---------- TASK MATERIAL ----------

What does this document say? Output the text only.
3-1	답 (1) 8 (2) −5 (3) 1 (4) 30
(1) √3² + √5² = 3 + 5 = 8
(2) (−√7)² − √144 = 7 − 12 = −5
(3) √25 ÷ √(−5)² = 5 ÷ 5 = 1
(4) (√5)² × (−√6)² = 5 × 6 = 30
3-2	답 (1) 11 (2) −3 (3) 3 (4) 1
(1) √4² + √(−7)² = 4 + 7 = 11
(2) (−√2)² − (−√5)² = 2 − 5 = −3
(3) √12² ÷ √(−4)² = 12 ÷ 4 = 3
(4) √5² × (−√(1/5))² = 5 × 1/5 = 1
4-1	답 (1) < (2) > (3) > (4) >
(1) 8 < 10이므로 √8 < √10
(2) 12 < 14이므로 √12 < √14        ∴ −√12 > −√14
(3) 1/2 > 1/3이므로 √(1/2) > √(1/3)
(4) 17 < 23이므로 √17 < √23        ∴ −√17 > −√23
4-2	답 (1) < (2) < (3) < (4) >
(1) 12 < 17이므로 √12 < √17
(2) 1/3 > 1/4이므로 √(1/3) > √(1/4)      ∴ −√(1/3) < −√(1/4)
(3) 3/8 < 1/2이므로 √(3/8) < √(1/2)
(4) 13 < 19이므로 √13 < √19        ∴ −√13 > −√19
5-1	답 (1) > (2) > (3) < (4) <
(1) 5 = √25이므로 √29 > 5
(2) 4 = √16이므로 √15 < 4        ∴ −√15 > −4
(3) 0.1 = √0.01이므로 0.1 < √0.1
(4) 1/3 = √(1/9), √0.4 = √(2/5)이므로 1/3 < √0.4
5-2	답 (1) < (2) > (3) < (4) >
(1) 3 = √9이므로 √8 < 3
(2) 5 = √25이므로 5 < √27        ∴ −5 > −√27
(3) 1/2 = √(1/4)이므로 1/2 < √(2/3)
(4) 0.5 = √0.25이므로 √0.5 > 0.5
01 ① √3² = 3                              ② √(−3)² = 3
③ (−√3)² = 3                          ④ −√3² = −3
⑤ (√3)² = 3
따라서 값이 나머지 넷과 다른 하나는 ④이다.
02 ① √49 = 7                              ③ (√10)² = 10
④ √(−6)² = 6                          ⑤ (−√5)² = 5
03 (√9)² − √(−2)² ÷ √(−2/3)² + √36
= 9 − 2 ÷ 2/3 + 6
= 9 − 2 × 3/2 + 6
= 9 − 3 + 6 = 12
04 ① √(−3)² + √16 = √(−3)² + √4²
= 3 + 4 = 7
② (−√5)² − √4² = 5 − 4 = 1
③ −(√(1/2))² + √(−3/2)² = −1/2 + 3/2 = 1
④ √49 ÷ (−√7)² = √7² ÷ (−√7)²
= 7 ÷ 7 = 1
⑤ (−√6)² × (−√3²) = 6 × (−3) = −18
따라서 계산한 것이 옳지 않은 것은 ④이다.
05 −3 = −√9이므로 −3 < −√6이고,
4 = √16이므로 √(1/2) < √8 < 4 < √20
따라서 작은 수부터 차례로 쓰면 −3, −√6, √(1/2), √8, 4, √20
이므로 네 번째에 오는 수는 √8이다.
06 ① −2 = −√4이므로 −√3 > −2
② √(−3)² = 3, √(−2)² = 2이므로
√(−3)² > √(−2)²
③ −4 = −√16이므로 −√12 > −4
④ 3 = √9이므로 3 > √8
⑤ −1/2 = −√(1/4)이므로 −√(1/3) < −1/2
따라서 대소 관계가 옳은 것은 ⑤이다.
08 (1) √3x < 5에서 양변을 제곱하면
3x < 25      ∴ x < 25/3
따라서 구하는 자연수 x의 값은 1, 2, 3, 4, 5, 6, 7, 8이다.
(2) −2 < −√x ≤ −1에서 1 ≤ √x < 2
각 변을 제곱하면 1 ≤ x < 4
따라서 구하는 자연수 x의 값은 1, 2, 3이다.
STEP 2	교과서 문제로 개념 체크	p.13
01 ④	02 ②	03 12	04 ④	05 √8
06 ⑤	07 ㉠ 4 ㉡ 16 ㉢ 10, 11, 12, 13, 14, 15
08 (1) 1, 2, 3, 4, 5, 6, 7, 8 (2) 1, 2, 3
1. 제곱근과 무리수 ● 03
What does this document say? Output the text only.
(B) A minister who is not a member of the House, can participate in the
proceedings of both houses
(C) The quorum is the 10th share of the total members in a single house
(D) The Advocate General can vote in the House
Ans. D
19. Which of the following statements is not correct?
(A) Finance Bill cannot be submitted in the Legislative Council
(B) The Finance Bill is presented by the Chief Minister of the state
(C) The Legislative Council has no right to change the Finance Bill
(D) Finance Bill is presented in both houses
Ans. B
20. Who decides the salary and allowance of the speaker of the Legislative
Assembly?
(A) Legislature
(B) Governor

----------

◆ THE PROBLEM
Identify the lines in the entries that hold "Council" and return each one.

◆ SOLUTION
(A) Finance Bill cannot be submitted in the Legislative Council
(C) The Legislative Council has no right to change the Finance Bill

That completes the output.